» GIVEN REQUEST
Repeat exactly each line of the data provided below.

>> START

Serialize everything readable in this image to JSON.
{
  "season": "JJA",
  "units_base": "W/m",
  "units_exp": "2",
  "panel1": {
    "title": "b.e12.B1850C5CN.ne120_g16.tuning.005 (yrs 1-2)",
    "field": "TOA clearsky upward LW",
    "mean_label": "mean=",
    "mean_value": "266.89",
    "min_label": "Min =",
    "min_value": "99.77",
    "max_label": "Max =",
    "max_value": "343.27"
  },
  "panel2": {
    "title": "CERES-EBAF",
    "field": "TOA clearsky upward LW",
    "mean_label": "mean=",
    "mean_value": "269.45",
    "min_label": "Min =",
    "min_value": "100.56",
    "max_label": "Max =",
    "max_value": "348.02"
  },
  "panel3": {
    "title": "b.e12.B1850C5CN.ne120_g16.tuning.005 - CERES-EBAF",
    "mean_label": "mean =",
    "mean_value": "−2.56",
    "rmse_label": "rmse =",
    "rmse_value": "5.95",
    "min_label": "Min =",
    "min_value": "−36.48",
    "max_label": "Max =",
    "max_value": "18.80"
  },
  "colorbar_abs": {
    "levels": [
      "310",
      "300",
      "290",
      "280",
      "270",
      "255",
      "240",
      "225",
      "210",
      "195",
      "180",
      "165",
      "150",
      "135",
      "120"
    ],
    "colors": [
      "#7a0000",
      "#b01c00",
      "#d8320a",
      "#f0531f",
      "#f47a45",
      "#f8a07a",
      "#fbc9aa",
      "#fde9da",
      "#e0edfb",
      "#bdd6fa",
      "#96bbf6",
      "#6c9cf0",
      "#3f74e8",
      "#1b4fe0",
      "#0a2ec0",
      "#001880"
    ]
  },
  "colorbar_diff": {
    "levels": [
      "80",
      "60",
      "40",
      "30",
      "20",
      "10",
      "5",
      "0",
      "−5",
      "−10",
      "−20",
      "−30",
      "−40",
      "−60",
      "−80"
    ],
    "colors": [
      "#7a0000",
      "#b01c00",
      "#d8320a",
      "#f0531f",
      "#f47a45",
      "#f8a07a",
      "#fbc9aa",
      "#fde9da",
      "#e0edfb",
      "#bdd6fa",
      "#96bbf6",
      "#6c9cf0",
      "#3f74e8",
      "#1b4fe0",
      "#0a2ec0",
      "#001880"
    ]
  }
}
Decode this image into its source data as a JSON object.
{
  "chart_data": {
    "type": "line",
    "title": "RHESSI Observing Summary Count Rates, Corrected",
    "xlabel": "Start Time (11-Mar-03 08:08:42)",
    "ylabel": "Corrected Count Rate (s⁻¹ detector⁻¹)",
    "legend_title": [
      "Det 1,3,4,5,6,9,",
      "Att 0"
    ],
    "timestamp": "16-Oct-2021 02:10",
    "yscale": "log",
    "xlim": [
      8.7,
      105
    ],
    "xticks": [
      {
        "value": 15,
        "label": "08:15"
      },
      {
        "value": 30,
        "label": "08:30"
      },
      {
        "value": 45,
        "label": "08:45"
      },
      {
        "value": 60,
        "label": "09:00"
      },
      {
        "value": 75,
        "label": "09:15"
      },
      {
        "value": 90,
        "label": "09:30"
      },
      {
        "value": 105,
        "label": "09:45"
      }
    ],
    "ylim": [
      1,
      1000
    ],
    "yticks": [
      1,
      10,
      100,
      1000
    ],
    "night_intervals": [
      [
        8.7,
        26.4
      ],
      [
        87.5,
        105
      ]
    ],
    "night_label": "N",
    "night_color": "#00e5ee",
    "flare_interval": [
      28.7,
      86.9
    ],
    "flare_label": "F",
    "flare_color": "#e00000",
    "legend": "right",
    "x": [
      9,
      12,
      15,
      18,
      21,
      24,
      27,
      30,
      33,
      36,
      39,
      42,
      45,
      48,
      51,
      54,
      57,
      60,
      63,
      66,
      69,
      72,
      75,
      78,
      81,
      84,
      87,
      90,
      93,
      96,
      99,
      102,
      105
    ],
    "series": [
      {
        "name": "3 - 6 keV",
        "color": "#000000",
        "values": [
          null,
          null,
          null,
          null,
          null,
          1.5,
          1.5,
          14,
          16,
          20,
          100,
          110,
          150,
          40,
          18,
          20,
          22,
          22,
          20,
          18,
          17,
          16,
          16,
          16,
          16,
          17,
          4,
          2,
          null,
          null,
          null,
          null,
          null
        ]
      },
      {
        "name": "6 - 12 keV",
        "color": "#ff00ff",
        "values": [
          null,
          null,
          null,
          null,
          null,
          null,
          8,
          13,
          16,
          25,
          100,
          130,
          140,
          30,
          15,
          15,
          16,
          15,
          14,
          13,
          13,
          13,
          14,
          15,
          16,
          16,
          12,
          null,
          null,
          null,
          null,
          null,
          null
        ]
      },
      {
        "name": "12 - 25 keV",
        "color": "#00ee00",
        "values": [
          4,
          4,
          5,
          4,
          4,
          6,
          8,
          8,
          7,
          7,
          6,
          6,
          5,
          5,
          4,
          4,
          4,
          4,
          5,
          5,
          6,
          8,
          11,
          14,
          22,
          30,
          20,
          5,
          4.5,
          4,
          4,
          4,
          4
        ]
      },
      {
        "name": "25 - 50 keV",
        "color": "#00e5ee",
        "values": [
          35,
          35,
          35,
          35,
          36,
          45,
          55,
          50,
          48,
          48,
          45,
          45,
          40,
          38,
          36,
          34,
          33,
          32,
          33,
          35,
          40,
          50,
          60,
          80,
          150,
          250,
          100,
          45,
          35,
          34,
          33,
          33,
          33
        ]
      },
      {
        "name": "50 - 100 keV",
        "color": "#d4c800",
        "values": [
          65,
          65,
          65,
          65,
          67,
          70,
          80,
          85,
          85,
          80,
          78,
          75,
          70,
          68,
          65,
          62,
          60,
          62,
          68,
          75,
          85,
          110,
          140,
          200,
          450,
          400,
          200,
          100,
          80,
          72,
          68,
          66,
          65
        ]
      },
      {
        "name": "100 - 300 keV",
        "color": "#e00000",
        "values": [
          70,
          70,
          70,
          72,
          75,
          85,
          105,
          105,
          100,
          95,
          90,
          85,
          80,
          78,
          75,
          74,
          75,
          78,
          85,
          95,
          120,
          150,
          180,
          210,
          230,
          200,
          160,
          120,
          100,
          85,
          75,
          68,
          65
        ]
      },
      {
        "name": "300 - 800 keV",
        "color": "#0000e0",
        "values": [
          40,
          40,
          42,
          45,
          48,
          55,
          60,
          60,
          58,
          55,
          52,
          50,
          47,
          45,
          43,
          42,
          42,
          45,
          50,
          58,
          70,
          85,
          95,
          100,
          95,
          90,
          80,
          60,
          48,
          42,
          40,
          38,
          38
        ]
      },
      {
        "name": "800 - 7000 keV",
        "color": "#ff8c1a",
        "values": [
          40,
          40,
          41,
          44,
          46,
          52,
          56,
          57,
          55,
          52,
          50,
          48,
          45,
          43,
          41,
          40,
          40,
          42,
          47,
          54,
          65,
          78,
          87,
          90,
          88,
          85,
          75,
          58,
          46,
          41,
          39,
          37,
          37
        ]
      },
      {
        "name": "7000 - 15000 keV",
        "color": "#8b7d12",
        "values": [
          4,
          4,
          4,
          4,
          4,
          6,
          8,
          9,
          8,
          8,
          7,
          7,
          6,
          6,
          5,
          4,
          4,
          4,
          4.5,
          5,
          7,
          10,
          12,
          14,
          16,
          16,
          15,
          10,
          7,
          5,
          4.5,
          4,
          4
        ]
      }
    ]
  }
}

>> END

» TASK SOLUTION
Serialize everything readable in this image to JSON.
{
  "season": "JJA",
  "units_base": "W/m",
  "units_exp": "2",
  "panel1": {
    "title": "b.e12.B1850C5CN.ne120_g16.tuning.005 (yrs 1-2)",
    "field": "TOA clearsky upward LW",
    "mean_label": "mean=",
    "mean_value": "266.89",
    "min_label": "Min =",
    "min_value": "99.77",
    "max_label": "Max =",
    "max_value": "343.27"
  },
  "panel2": {
    "title": "CERES-EBAF",
    "field": "TOA clearsky upward LW",
    "mean_label": "mean=",
    "mean_value": "269.45",
    "min_label": "Min =",
    "min_value": "100.56",
    "max_label": "Max =",
    "max_value": "348.02"
  },
  "panel3": {
    "title": "b.e12.B1850C5CN.ne120_g16.tuning.005 - CERES-EBAF",
    "mean_label": "mean =",
    "mean_value": "−2.56",
    "rmse_label": "rmse =",
    "rmse_value": "5.95",
    "min_label": "Min =",
    "min_value": "−36.48",
    "max_label": "Max =",
    "max_value": "18.80"
  },
  "colorbar_abs": {
    "levels": [
      "310",
      "300",
      "290",
      "280",
      "270",
      "255",
      "240",
      "225",
      "210",
      "195",
      "180",
      "165",
      "150",
      "135",
      "120"
    ],
    "colors": [
      "#7a0000",
      "#b01c00",
      "#d8320a",
      "#f0531f",
      "#f47a45",
      "#f8a07a",
      "#fbc9aa",
      "#fde9da",
      "#e0edfb",
      "#bdd6fa",
      "#96bbf6",
      "#6c9cf0",
      "#3f74e8",
      "#1b4fe0",
      "#0a2ec0",
      "#001880"
    ]
  },
  "colorbar_diff": {
    "levels": [
      "80",
      "60",
      "40",
      "30",
      "20",
      "10",
      "5",
      "0",
      "−5",
      "−10",
      "−20",
      "−30",
      "−40",
      "−60",
      "−80"
    ],
    "colors": [
      "#7a0000",
      "#b01c00",
      "#d8320a",
      "#f0531f",
      "#f47a45",
      "#f8a07a",
      "#fbc9aa",
      "#fde9da",
      "#e0edfb",
      "#bdd6fa",
      "#96bbf6",
      "#6c9cf0",
      "#3f74e8",
      "#1b4fe0",
      "#0a2ec0",
      "#001880"
    ]
  }
}
Decode this image into its source data as a JSON object.
{
  "chart_data": {
    "type": "line",
    "title": "RHESSI Observing Summary Count Rates, Corrected",
    "xlabel": "Start Time (11-Mar-03 08:08:42)",
    "ylabel": "Corrected Count Rate (s⁻¹ detector⁻¹)",
    "legend_title": [
      "Det 1,3,4,5,6,9,",
      "Att 0"
    ],
    "timestamp": "16-Oct-2021 02:10",
    "yscale": "log",
    "xlim": [
      8.7,
      105
    ],
    "xticks": [
      {
        "value": 15,
        "label": "08:15"
      },
      {
        "value": 30,
        "label": "08:30"
      },
      {
        "value": 45,
        "label": "08:45"
      },
      {
        "value": 60,
        "label": "09:00"
      },
      {
        "value": 75,
        "label": "09:15"
      },
      {
        "value": 90,
        "label": "09:30"
      },
      {
        "value": 105,
        "label": "09:45"
      }
    ],
    "ylim": [
      1,
      1000
    ],
    "yticks": [
      1,
      10,
      100,
      1000
    ],
    "night_intervals": [
      [
        8.7,
        26.4
      ],
      [
        87.5,
        105
      ]
    ],
    "night_label": "N",
    "night_color": "#00e5ee",
    "flare_interval": [
      28.7,
      86.9
    ],
    "flare_label": "F",
    "flare_color": "#e00000",
    "legend": "right",
    "x": [
      9,
      12,
      15,
      18,
      21,
      24,
      27,
      30,
      33,
      36,
      39,
      42,
      45,
      48,
      51,
      54,
      57,
      60,
      63,
      66,
      69,
      72,
      75,
      78,
      81,
      84,
      87,
      90,
      93,
      96,
      99,
      102,
      105
    ],
    "series": [
      {
        "name": "3 - 6 keV",
        "color": "#000000",
        "values": [
          null,
          null,
          null,
          null,
          null,
          1.5,
          1.5,
          14,
          16,
          20,
          100,
          110,
          150,
          40,
          18,
          20,
          22,
          22,
          20,
          18,
          17,
          16,
          16,
          16,
          16,
          17,
          4,
          2,
          null,
          null,
          null,
          null,
          null
        ]
      },
      {
        "name": "6 - 12 keV",
        "color": "#ff00ff",
        "values": [
          null,
          null,
          null,
          null,
          null,
          null,
          8,
          13,
          16,
          25,
          100,
          130,
          140,
          30,
          15,
          15,
          16,
          15,
          14,
          13,
          13,
          13,
          14,
          15,
          16,
          16,
          12,
          null,
          null,
          null,
          null,
          null,
          null
        ]
      },
      {
        "name": "12 - 25 keV",
        "color": "#00ee00",
        "values": [
          4,
          4,
          5,
          4,
          4,
          6,
          8,
          8,
          7,
          7,
          6,
          6,
          5,
          5,
          4,
          4,
          4,
          4,
          5,
          5,
          6,
          8,
          11,
          14,
          22,
          30,
          20,
          5,
          4.5,
          4,
          4,
          4,
          4
        ]
      },
      {
        "name": "25 - 50 keV",
        "color": "#00e5ee",
        "values": [
          35,
          35,
          35,
          35,
          36,
          45,
          55,
          50,
          48,
          48,
          45,
          45,
          40,
          38,
          36,
          34,
          33,
          32,
          33,
          35,
          40,
          50,
          60,
          80,
          150,
          250,
          100,
          45,
          35,
          34,
          33,
          33,
          33
        ]
      },
      {
        "name": "50 - 100 keV",
        "color": "#d4c800",
        "values": [
          65,
          65,
          65,
          65,
          67,
          70,
          80,
          85,
          85,
          80,
          78,
          75,
          70,
          68,
          65,
          62,
          60,
          62,
          68,
          75,
          85,
          110,
          140,
          200,
          450,
          400,
          200,
          100,
          80,
          72,
          68,
          66,
          65
        ]
      },
      {
        "name": "100 - 300 keV",
        "color": "#e00000",
        "values": [
          70,
          70,
          70,
          72,
          75,
          85,
          105,
          105,
          100,
          95,
          90,
          85,
          80,
          78,
          75,
          74,
          75,
          78,
          85,
          95,
          120,
          150,
          180,
          210,
          230,
          200,
          160,
          120,
          100,
          85,
          75,
          68,
          65
        ]
      },
      {
        "name": "300 - 800 keV",
        "color": "#0000e0",
        "values": [
          40,
          40,
          42,
          45,
          48,
          55,
          60,
          60,
          58,
          55,
          52,
          50,
          47,
          45,
          43,
          42,
          42,
          45,
          50,
          58,
          70,
          85,
          95,
          100,
          95,
          90,
          80,
          60,
          48,
          42,
          40,
          38,
          38
        ]
      },
      {
        "name": "800 - 7000 keV",
        "color": "#ff8c1a",
        "values": [
          40,
          40,
          41,
          44,
          46,
          52,
          56,
          57,
          55,
          52,
          50,
          48,
          45,
          43,
          41,
          40,
          40,
          42,
          47,
          54,
          65,
          78,
          87,
          90,
          88,
          85,
          75,
          58,
          46,
          41,
          39,
          37,
          37
        ]
      },
      {
        "name": "7000 - 15000 keV",
        "color": "#8b7d12",
        "values": [
          4,
          4,
          4,
          4,
          4,
          6,
          8,
          9,
          8,
          8,
          7,
          7,
          6,
          6,
          5,
          4,
          4,
          4,
          4.5,
          5,
          7,
          10,
          12,
          14,
          16,
          16,
          15,
          10,
          7,
          5,
          4.5,
          4,
          4
        ]
      }
    ]
  }
}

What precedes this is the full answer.